■ Excerpted data
* START *

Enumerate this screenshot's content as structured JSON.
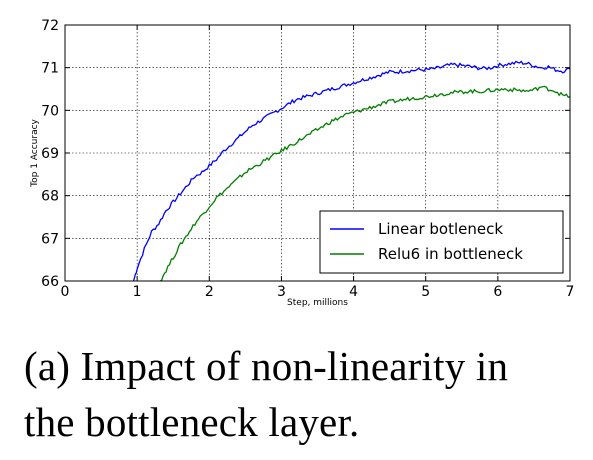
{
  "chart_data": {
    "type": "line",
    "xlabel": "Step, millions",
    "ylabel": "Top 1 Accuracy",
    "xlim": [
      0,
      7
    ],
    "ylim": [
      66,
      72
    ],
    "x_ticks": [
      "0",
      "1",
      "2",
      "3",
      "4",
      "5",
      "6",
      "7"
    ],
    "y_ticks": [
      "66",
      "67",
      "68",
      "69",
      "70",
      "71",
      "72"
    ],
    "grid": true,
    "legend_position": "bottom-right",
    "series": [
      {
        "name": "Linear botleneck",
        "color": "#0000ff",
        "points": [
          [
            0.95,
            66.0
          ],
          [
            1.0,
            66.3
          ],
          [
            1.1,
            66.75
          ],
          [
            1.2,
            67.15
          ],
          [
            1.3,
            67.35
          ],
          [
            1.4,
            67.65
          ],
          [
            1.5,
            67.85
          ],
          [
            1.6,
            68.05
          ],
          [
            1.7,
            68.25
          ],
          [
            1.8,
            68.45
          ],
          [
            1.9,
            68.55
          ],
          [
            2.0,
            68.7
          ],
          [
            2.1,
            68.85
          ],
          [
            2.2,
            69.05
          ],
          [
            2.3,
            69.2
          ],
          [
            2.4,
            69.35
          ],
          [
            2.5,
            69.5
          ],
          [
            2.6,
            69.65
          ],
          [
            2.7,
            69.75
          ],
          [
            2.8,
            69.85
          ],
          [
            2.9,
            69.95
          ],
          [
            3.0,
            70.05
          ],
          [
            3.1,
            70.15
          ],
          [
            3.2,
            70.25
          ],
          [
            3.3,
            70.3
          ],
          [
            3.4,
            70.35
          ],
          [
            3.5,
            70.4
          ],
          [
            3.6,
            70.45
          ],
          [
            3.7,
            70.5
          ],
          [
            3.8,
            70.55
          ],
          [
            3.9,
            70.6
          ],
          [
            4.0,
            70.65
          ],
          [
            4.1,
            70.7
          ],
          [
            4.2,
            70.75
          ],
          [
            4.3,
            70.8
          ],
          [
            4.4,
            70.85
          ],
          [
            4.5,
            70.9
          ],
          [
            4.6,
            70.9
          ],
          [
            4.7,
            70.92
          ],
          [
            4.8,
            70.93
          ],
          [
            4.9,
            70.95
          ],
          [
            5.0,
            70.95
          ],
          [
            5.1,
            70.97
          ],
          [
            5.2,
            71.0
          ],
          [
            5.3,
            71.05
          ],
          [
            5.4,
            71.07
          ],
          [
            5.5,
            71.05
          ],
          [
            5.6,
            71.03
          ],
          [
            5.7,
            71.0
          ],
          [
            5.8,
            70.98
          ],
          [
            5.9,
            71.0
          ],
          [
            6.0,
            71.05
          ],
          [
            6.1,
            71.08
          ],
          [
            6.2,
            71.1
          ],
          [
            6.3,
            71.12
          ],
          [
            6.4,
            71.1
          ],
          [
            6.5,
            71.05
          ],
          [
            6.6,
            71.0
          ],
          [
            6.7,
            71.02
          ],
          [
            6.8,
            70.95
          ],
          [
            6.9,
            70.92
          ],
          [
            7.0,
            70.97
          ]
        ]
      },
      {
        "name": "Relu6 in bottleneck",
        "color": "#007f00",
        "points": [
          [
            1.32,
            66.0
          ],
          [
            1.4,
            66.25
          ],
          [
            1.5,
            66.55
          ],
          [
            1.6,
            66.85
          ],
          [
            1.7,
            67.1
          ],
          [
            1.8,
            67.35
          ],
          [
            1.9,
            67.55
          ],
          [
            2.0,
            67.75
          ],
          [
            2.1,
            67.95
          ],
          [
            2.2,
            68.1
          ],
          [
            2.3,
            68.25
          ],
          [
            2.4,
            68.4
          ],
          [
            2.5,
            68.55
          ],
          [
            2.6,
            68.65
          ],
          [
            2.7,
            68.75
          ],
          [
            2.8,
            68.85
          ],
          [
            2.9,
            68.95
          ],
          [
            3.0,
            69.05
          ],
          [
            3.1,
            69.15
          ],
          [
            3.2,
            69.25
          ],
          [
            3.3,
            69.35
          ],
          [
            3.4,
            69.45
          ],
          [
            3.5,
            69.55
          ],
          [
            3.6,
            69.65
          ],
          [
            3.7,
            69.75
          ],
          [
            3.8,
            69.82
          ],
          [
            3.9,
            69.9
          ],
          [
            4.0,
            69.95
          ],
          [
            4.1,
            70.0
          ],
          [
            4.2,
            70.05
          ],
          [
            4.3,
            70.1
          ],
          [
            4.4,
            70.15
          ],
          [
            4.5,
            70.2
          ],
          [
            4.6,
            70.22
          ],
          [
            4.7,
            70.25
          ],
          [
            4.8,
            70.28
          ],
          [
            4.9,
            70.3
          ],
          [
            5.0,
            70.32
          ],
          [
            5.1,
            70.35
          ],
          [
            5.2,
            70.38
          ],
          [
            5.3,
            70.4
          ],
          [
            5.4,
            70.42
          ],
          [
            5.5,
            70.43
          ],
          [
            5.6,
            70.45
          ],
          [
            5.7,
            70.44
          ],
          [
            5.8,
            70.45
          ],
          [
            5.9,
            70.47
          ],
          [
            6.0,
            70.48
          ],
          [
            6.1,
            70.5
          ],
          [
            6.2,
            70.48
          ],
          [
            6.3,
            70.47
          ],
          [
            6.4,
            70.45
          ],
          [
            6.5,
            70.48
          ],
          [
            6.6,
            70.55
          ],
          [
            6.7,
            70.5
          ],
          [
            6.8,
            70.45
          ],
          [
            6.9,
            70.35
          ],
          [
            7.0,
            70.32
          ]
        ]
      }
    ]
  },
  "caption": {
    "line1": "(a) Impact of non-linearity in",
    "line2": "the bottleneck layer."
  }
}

* END *
* START *

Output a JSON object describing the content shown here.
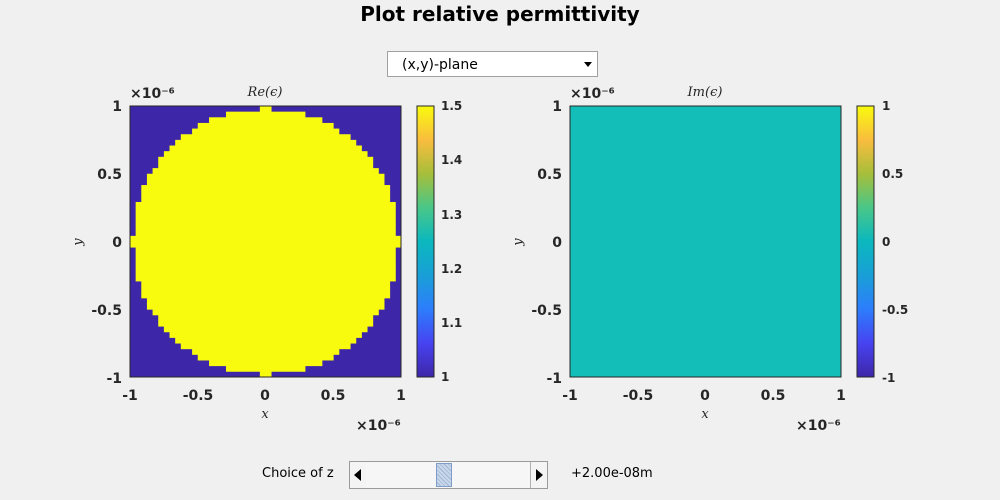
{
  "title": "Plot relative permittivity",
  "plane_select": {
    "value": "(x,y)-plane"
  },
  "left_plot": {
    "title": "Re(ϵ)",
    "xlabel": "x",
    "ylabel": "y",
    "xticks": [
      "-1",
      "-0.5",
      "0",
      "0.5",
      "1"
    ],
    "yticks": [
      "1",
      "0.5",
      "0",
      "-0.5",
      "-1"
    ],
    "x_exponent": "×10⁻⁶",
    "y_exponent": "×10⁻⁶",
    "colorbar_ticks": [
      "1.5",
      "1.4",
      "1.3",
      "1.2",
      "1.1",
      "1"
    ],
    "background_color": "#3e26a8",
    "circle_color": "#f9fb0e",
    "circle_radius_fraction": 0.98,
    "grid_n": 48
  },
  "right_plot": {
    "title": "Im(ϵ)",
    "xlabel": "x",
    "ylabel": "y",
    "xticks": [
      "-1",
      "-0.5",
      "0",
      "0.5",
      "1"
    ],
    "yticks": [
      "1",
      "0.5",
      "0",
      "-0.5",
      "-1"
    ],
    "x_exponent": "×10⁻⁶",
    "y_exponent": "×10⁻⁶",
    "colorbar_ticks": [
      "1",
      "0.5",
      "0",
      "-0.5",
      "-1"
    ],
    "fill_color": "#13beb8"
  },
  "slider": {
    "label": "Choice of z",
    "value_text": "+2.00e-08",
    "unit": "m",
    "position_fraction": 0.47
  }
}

* END *

■ Work to complete
How many lines in the entries contain the string "name"? Answer with the number only.

■ Response to the exercise
2